Dataset entries:
::::::::::

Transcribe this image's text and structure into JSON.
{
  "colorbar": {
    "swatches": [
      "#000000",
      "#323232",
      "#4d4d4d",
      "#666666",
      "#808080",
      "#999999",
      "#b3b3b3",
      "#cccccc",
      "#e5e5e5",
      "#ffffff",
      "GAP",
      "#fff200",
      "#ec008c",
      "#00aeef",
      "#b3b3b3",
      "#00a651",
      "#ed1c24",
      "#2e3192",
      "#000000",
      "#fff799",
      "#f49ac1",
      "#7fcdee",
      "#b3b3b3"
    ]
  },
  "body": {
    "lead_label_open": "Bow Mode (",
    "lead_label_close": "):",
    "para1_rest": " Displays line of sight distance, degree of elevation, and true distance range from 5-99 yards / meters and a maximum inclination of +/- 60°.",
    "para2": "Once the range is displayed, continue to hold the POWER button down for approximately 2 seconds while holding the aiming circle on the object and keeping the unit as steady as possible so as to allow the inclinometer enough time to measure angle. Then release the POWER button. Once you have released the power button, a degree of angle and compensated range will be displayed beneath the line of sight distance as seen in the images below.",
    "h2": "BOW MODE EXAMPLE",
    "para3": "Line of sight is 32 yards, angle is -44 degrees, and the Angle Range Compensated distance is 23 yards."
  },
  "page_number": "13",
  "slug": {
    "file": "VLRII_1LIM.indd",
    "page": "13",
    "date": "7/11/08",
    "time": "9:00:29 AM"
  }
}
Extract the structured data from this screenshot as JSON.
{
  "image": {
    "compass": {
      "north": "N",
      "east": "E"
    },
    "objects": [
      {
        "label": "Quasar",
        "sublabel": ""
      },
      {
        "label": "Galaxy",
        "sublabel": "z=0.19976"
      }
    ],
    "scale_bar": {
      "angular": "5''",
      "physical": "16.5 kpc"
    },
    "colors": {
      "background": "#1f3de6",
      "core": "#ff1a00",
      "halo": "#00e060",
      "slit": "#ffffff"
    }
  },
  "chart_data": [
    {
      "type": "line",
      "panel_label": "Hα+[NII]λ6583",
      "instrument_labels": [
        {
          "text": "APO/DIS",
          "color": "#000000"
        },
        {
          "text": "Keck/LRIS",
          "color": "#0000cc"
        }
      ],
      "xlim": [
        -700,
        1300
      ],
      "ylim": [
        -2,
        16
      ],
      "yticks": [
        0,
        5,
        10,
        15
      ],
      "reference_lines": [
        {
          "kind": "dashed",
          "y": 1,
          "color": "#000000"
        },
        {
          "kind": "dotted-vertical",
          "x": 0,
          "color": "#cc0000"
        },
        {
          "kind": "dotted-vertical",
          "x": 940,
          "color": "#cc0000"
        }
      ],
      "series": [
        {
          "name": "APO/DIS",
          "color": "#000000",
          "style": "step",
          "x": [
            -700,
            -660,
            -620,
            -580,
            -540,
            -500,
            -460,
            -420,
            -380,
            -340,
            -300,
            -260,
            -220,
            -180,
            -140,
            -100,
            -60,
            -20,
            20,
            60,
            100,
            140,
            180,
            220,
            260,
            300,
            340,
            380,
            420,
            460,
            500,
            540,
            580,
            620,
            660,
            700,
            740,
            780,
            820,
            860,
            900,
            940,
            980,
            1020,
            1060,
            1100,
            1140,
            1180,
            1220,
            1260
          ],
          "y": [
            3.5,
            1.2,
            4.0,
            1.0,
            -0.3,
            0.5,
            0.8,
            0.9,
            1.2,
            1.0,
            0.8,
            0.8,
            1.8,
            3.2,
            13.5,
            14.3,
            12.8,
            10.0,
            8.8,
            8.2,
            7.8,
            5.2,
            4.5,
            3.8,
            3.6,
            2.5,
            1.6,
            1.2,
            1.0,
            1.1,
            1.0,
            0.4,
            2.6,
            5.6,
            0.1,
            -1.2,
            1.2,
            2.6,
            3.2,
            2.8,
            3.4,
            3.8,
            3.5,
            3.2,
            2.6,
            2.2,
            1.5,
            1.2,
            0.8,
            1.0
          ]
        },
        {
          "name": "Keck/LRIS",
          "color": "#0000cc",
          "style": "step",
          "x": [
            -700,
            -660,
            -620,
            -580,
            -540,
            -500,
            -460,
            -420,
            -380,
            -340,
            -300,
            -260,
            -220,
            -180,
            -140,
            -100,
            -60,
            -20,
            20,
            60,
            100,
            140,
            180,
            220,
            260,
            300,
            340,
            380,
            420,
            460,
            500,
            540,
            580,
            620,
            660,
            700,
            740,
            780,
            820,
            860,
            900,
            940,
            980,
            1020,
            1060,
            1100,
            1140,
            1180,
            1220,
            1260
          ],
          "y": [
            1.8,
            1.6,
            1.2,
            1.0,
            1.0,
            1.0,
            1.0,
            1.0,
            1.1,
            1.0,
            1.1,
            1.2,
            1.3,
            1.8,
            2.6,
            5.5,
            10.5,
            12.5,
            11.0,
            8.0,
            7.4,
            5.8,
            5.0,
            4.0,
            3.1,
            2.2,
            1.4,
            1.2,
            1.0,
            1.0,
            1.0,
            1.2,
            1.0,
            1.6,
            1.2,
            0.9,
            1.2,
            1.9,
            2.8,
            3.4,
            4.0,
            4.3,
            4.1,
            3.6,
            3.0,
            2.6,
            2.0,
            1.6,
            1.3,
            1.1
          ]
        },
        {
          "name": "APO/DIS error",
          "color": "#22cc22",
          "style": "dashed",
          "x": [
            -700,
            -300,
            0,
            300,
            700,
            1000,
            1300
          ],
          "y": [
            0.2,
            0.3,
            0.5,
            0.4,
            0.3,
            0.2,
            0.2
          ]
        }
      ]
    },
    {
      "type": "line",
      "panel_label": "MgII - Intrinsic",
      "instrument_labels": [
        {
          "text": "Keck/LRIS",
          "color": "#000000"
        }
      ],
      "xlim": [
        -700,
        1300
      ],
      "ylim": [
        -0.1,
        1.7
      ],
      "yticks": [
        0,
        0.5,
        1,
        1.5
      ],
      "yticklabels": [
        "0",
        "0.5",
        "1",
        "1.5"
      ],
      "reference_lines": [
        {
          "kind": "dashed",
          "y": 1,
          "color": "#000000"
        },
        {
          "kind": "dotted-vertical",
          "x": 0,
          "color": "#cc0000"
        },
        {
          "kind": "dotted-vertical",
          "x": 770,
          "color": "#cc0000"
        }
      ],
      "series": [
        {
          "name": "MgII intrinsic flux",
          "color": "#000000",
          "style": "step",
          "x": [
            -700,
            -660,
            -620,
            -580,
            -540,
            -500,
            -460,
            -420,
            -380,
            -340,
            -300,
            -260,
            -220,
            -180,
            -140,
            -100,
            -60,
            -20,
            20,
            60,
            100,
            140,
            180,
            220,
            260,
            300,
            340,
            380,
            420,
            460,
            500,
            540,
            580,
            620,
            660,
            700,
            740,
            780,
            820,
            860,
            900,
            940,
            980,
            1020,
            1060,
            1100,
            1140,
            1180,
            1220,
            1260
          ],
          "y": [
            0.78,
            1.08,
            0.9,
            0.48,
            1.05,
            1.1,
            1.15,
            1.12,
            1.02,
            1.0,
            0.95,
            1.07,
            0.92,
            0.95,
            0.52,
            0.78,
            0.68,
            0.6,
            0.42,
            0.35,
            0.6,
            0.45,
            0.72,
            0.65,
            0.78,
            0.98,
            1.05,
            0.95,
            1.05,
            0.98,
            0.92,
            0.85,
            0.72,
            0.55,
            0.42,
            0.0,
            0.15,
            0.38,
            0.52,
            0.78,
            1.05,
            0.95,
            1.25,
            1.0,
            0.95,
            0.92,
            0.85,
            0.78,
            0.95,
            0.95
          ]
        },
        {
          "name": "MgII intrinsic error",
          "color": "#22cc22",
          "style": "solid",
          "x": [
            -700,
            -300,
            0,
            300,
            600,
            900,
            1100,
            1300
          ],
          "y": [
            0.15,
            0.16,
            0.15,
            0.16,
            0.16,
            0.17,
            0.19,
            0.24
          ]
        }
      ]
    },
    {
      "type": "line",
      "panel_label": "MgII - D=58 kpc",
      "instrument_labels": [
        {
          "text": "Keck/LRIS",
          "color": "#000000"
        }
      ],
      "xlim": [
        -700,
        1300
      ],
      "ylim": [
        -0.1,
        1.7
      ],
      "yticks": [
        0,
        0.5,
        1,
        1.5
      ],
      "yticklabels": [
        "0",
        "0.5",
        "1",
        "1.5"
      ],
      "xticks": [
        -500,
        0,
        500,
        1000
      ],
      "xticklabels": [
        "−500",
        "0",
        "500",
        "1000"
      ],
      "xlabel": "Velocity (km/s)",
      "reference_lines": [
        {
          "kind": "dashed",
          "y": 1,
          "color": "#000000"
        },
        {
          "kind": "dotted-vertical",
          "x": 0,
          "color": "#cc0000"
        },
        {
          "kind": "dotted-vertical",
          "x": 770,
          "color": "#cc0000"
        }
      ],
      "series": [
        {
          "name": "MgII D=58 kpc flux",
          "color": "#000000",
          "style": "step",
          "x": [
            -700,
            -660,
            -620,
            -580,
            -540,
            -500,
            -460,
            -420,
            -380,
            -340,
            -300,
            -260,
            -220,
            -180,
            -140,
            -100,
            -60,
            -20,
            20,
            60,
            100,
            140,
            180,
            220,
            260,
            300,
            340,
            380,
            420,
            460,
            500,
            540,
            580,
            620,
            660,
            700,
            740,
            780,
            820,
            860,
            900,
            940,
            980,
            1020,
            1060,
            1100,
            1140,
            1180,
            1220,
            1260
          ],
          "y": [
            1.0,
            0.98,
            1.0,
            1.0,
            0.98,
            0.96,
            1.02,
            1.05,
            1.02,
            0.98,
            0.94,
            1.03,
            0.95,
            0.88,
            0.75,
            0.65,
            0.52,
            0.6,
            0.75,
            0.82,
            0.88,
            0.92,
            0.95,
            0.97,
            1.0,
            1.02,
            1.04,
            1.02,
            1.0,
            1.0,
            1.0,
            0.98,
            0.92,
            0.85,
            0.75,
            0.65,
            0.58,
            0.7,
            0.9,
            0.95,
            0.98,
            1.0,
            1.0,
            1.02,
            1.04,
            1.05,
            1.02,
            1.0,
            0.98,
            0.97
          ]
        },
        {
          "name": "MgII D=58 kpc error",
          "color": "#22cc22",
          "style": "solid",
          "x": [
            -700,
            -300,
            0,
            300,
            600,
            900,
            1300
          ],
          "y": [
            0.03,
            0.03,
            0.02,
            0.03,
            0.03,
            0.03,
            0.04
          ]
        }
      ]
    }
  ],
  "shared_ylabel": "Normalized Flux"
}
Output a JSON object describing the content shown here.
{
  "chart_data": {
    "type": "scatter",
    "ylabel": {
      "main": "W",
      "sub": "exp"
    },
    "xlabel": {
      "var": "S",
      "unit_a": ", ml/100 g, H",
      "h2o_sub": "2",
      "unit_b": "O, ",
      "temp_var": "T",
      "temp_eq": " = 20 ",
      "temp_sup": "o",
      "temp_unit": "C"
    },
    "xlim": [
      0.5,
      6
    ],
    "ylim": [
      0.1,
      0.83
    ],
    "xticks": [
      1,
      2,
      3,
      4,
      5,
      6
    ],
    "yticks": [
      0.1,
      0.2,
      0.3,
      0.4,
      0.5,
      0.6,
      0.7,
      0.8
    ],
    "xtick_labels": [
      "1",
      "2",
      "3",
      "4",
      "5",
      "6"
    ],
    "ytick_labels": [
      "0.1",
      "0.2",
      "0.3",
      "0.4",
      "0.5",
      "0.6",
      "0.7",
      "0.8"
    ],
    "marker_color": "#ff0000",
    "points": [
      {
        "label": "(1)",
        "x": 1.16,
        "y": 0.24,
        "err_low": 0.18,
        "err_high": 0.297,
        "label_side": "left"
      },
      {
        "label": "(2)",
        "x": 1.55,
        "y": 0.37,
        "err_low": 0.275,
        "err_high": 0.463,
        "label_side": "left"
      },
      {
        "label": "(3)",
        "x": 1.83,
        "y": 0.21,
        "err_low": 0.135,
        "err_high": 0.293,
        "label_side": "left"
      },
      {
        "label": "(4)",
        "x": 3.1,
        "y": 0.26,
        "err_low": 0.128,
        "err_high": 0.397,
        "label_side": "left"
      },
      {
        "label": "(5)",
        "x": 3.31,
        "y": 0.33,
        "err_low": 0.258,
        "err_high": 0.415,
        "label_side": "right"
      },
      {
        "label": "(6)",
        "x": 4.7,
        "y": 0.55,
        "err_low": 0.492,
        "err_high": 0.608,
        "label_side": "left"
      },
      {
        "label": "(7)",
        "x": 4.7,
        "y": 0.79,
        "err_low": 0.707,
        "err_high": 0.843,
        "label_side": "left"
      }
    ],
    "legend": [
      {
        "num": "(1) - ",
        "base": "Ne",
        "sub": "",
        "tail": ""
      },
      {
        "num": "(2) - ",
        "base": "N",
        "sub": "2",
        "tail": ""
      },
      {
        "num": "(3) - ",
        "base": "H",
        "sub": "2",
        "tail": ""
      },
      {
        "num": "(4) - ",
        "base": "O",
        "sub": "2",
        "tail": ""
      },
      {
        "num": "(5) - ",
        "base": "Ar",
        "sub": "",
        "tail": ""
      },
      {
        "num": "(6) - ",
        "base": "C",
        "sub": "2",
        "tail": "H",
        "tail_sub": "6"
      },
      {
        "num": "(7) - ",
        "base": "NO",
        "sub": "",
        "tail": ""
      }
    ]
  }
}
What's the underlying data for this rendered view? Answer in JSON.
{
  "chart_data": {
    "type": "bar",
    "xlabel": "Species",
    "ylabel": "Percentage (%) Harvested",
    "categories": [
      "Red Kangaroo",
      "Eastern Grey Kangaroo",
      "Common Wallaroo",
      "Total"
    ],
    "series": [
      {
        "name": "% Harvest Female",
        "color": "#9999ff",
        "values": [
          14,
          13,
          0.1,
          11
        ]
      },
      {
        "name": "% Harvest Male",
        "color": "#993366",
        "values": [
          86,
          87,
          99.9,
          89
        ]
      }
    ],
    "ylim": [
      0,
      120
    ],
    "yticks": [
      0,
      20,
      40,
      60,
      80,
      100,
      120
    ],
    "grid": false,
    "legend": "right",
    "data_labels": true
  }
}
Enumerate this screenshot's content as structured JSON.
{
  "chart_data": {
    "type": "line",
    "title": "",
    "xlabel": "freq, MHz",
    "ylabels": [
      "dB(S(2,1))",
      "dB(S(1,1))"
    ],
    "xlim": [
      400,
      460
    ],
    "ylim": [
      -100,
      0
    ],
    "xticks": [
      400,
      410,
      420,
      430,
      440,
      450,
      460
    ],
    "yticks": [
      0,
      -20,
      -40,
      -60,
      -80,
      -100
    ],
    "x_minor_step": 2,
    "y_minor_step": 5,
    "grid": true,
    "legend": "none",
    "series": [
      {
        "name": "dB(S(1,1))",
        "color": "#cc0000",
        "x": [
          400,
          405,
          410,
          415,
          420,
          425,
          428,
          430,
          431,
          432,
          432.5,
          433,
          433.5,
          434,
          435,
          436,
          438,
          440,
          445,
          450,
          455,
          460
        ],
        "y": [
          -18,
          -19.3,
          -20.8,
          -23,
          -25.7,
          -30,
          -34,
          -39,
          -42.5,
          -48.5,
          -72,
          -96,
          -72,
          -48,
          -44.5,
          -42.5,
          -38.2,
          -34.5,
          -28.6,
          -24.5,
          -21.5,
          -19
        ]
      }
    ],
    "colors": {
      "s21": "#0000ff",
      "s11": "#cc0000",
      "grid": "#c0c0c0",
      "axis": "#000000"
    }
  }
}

::::::::::

YOUR OBJECTIVE - Give the lines exactly as they stand, from the line with "Enumerate this screenshot's" through the end of the material.

COMPLETED EXERCISE -
Enumerate this screenshot's content as structured JSON.
{
  "chart_data": {
    "type": "line",
    "title": "",
    "xlabel": "freq, MHz",
    "ylabels": [
      "dB(S(2,1))",
      "dB(S(1,1))"
    ],
    "xlim": [
      400,
      460
    ],
    "ylim": [
      -100,
      0
    ],
    "xticks": [
      400,
      410,
      420,
      430,
      440,
      450,
      460
    ],
    "yticks": [
      0,
      -20,
      -40,
      -60,
      -80,
      -100
    ],
    "x_minor_step": 2,
    "y_minor_step": 5,
    "grid": true,
    "legend": "none",
    "series": [
      {
        "name": "dB(S(1,1))",
        "color": "#cc0000",
        "x": [
          400,
          405,
          410,
          415,
          420,
          425,
          428,
          430,
          431,
          432,
          432.5,
          433,
          433.5,
          434,
          435,
          436,
          438,
          440,
          445,
          450,
          455,
          460
        ],
        "y": [
          -18,
          -19.3,
          -20.8,
          -23,
          -25.7,
          -30,
          -34,
          -39,
          -42.5,
          -48.5,
          -72,
          -96,
          -72,
          -48,
          -44.5,
          -42.5,
          -38.2,
          -34.5,
          -28.6,
          -24.5,
          -21.5,
          -19
        ]
      }
    ],
    "colors": {
      "s21": "#0000ff",
      "s11": "#cc0000",
      "grid": "#c0c0c0",
      "axis": "#000000"
    }
  }
}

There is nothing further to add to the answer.